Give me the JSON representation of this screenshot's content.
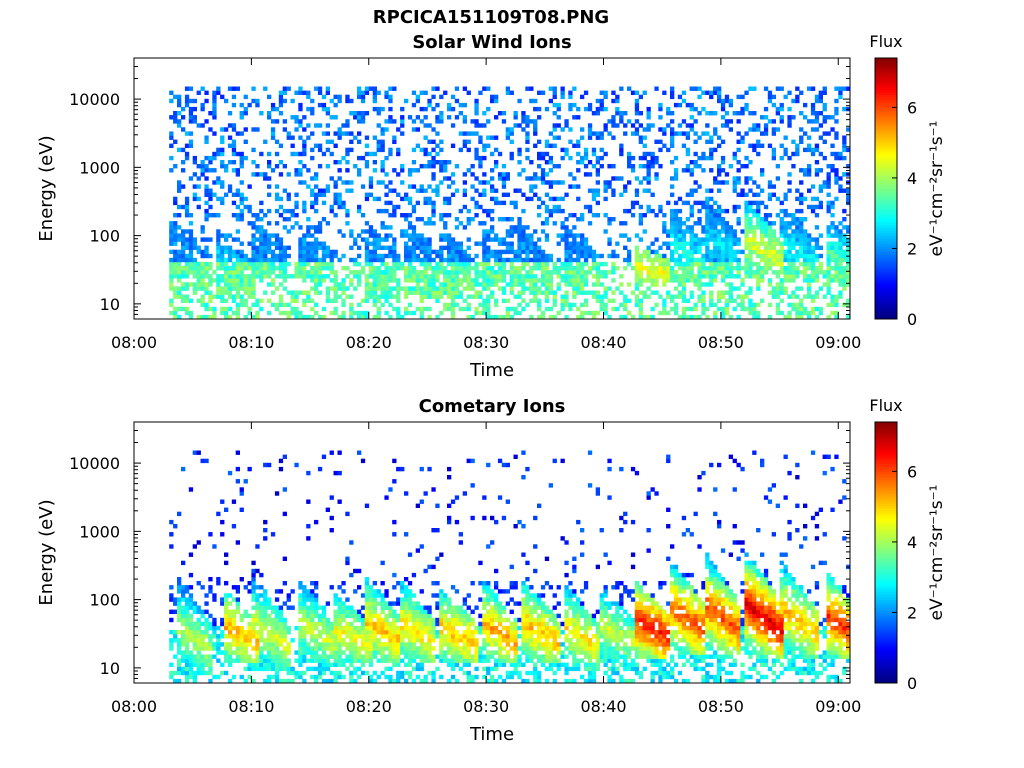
{
  "figure": {
    "title": "RPCICA151109T08.PNG"
  },
  "colorbar": {
    "label": "Flux",
    "unit_label": "eV⁻¹cm⁻²sr⁻¹s⁻¹",
    "ticks": [
      "0",
      "2",
      "4",
      "6"
    ],
    "range": [
      0,
      7.4
    ],
    "colormap": "jet"
  },
  "chart_data": [
    {
      "type": "heatmap",
      "title": "Solar Wind Ions",
      "xlabel": "Time",
      "ylabel": "Energy (eV)",
      "xticks": [
        "08:00",
        "08:10",
        "08:20",
        "08:30",
        "08:40",
        "08:50",
        "09:00"
      ],
      "xlim_minutes": [
        0,
        61
      ],
      "yticks": [
        "10",
        "100",
        "1000",
        "10000"
      ],
      "ylim": [
        6,
        40000
      ],
      "yscale": "log",
      "data_start_minute": 3,
      "data_end_minute": 61,
      "background_flux": 1.5,
      "low_energy_flux": 3.4,
      "bursts": [
        {
          "t": 3.5,
          "peak_flux": 1.6,
          "e_high": 130,
          "e_low": 30
        },
        {
          "t": 7.5,
          "peak_flux": 3.0,
          "e_high": 70,
          "e_low": 15
        },
        {
          "t": 10.5,
          "peak_flux": 1.5,
          "e_high": 130,
          "e_low": 30
        },
        {
          "t": 14.5,
          "peak_flux": 1.6,
          "e_high": 110,
          "e_low": 25
        },
        {
          "t": 20.0,
          "peak_flux": 1.4,
          "e_high": 150,
          "e_low": 14
        },
        {
          "t": 23.5,
          "peak_flux": 1.5,
          "e_high": 140,
          "e_low": 16
        },
        {
          "t": 26.5,
          "peak_flux": 1.6,
          "e_high": 100,
          "e_low": 15
        },
        {
          "t": 30.0,
          "peak_flux": 1.4,
          "e_high": 140,
          "e_low": 20
        },
        {
          "t": 33.0,
          "peak_flux": 1.5,
          "e_high": 120,
          "e_low": 16
        },
        {
          "t": 37.0,
          "peak_flux": 1.5,
          "e_high": 120,
          "e_low": 18
        },
        {
          "t": 43.0,
          "peak_flux": 4.6,
          "e_high": 60,
          "e_low": 22
        },
        {
          "t": 46.0,
          "peak_flux": 3.0,
          "e_high": 200,
          "e_low": 25
        },
        {
          "t": 49.0,
          "peak_flux": 2.6,
          "e_high": 300,
          "e_low": 30
        },
        {
          "t": 52.5,
          "peak_flux": 4.4,
          "e_high": 250,
          "e_low": 30
        },
        {
          "t": 55.5,
          "peak_flux": 2.8,
          "e_high": 220,
          "e_low": 25
        },
        {
          "t": 59.5,
          "peak_flux": 3.3,
          "e_high": 120,
          "e_low": 25
        }
      ]
    },
    {
      "type": "heatmap",
      "title": "Cometary Ions",
      "xlabel": "Time",
      "ylabel": "Energy (eV)",
      "xticks": [
        "08:00",
        "08:10",
        "08:20",
        "08:30",
        "08:40",
        "08:50",
        "09:00"
      ],
      "xlim_minutes": [
        0,
        61
      ],
      "yticks": [
        "10",
        "100",
        "1000",
        "10000"
      ],
      "ylim": [
        6,
        40000
      ],
      "yscale": "log",
      "data_start_minute": 3,
      "data_end_minute": 61,
      "background_flux": 0.9,
      "low_energy_flux": 2.8,
      "bursts": [
        {
          "t": 4.0,
          "peak_flux": 4.2,
          "e_high": 180,
          "e_low": 10
        },
        {
          "t": 8.0,
          "peak_flux": 5.2,
          "e_high": 130,
          "e_low": 14
        },
        {
          "t": 10.5,
          "peak_flux": 4.4,
          "e_high": 180,
          "e_low": 12
        },
        {
          "t": 14.5,
          "peak_flux": 4.3,
          "e_high": 150,
          "e_low": 14
        },
        {
          "t": 17.5,
          "peak_flux": 4.6,
          "e_high": 100,
          "e_low": 14
        },
        {
          "t": 20.0,
          "peak_flux": 5.1,
          "e_high": 200,
          "e_low": 14
        },
        {
          "t": 23.0,
          "peak_flux": 4.9,
          "e_high": 160,
          "e_low": 14
        },
        {
          "t": 26.5,
          "peak_flux": 5.1,
          "e_high": 120,
          "e_low": 14
        },
        {
          "t": 30.0,
          "peak_flux": 5.3,
          "e_high": 160,
          "e_low": 14
        },
        {
          "t": 33.5,
          "peak_flux": 5.2,
          "e_high": 160,
          "e_low": 14
        },
        {
          "t": 37.0,
          "peak_flux": 4.8,
          "e_high": 140,
          "e_low": 12
        },
        {
          "t": 40.0,
          "peak_flux": 4.2,
          "e_high": 150,
          "e_low": 14
        },
        {
          "t": 43.0,
          "peak_flux": 6.4,
          "e_high": 160,
          "e_low": 18
        },
        {
          "t": 46.0,
          "peak_flux": 6.0,
          "e_high": 320,
          "e_low": 20
        },
        {
          "t": 49.0,
          "peak_flux": 6.0,
          "e_high": 420,
          "e_low": 18
        },
        {
          "t": 52.5,
          "peak_flux": 6.8,
          "e_high": 450,
          "e_low": 18
        },
        {
          "t": 55.5,
          "peak_flux": 5.2,
          "e_high": 300,
          "e_low": 18
        },
        {
          "t": 59.5,
          "peak_flux": 6.2,
          "e_high": 200,
          "e_low": 16
        }
      ]
    }
  ]
}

* [Goal of the exercise]: Set down the material exactly, every line of it, except for the pictures.

* [Response to the exercise]:
Give me the JSON representation of this screenshot's content.
{
  "figure": {
    "title": "RPCICA151109T08.PNG"
  },
  "colorbar": {
    "label": "Flux",
    "unit_label": "eV⁻¹cm⁻²sr⁻¹s⁻¹",
    "ticks": [
      "0",
      "2",
      "4",
      "6"
    ],
    "range": [
      0,
      7.4
    ],
    "colormap": "jet"
  },
  "chart_data": [
    {
      "type": "heatmap",
      "title": "Solar Wind Ions",
      "xlabel": "Time",
      "ylabel": "Energy (eV)",
      "xticks": [
        "08:00",
        "08:10",
        "08:20",
        "08:30",
        "08:40",
        "08:50",
        "09:00"
      ],
      "xlim_minutes": [
        0,
        61
      ],
      "yticks": [
        "10",
        "100",
        "1000",
        "10000"
      ],
      "ylim": [
        6,
        40000
      ],
      "yscale": "log",
      "data_start_minute": 3,
      "data_end_minute": 61,
      "background_flux": 1.5,
      "low_energy_flux": 3.4,
      "bursts": [
        {
          "t": 3.5,
          "peak_flux": 1.6,
          "e_high": 130,
          "e_low": 30
        },
        {
          "t": 7.5,
          "peak_flux": 3.0,
          "e_high": 70,
          "e_low": 15
        },
        {
          "t": 10.5,
          "peak_flux": 1.5,
          "e_high": 130,
          "e_low": 30
        },
        {
          "t": 14.5,
          "peak_flux": 1.6,
          "e_high": 110,
          "e_low": 25
        },
        {
          "t": 20.0,
          "peak_flux": 1.4,
          "e_high": 150,
          "e_low": 14
        },
        {
          "t": 23.5,
          "peak_flux": 1.5,
          "e_high": 140,
          "e_low": 16
        },
        {
          "t": 26.5,
          "peak_flux": 1.6,
          "e_high": 100,
          "e_low": 15
        },
        {
          "t": 30.0,
          "peak_flux": 1.4,
          "e_high": 140,
          "e_low": 20
        },
        {
          "t": 33.0,
          "peak_flux": 1.5,
          "e_high": 120,
          "e_low": 16
        },
        {
          "t": 37.0,
          "peak_flux": 1.5,
          "e_high": 120,
          "e_low": 18
        },
        {
          "t": 43.0,
          "peak_flux": 4.6,
          "e_high": 60,
          "e_low": 22
        },
        {
          "t": 46.0,
          "peak_flux": 3.0,
          "e_high": 200,
          "e_low": 25
        },
        {
          "t": 49.0,
          "peak_flux": 2.6,
          "e_high": 300,
          "e_low": 30
        },
        {
          "t": 52.5,
          "peak_flux": 4.4,
          "e_high": 250,
          "e_low": 30
        },
        {
          "t": 55.5,
          "peak_flux": 2.8,
          "e_high": 220,
          "e_low": 25
        },
        {
          "t": 59.5,
          "peak_flux": 3.3,
          "e_high": 120,
          "e_low": 25
        }
      ]
    },
    {
      "type": "heatmap",
      "title": "Cometary Ions",
      "xlabel": "Time",
      "ylabel": "Energy (eV)",
      "xticks": [
        "08:00",
        "08:10",
        "08:20",
        "08:30",
        "08:40",
        "08:50",
        "09:00"
      ],
      "xlim_minutes": [
        0,
        61
      ],
      "yticks": [
        "10",
        "100",
        "1000",
        "10000"
      ],
      "ylim": [
        6,
        40000
      ],
      "yscale": "log",
      "data_start_minute": 3,
      "data_end_minute": 61,
      "background_flux": 0.9,
      "low_energy_flux": 2.8,
      "bursts": [
        {
          "t": 4.0,
          "peak_flux": 4.2,
          "e_high": 180,
          "e_low": 10
        },
        {
          "t": 8.0,
          "peak_flux": 5.2,
          "e_high": 130,
          "e_low": 14
        },
        {
          "t": 10.5,
          "peak_flux": 4.4,
          "e_high": 180,
          "e_low": 12
        },
        {
          "t": 14.5,
          "peak_flux": 4.3,
          "e_high": 150,
          "e_low": 14
        },
        {
          "t": 17.5,
          "peak_flux": 4.6,
          "e_high": 100,
          "e_low": 14
        },
        {
          "t": 20.0,
          "peak_flux": 5.1,
          "e_high": 200,
          "e_low": 14
        },
        {
          "t": 23.0,
          "peak_flux": 4.9,
          "e_high": 160,
          "e_low": 14
        },
        {
          "t": 26.5,
          "peak_flux": 5.1,
          "e_high": 120,
          "e_low": 14
        },
        {
          "t": 30.0,
          "peak_flux": 5.3,
          "e_high": 160,
          "e_low": 14
        },
        {
          "t": 33.5,
          "peak_flux": 5.2,
          "e_high": 160,
          "e_low": 14
        },
        {
          "t": 37.0,
          "peak_flux": 4.8,
          "e_high": 140,
          "e_low": 12
        },
        {
          "t": 40.0,
          "peak_flux": 4.2,
          "e_high": 150,
          "e_low": 14
        },
        {
          "t": 43.0,
          "peak_flux": 6.4,
          "e_high": 160,
          "e_low": 18
        },
        {
          "t": 46.0,
          "peak_flux": 6.0,
          "e_high": 320,
          "e_low": 20
        },
        {
          "t": 49.0,
          "peak_flux": 6.0,
          "e_high": 420,
          "e_low": 18
        },
        {
          "t": 52.5,
          "peak_flux": 6.8,
          "e_high": 450,
          "e_low": 18
        },
        {
          "t": 55.5,
          "peak_flux": 5.2,
          "e_high": 300,
          "e_low": 18
        },
        {
          "t": 59.5,
          "peak_flux": 6.2,
          "e_high": 200,
          "e_low": 16
        }
      ]
    }
  ]
}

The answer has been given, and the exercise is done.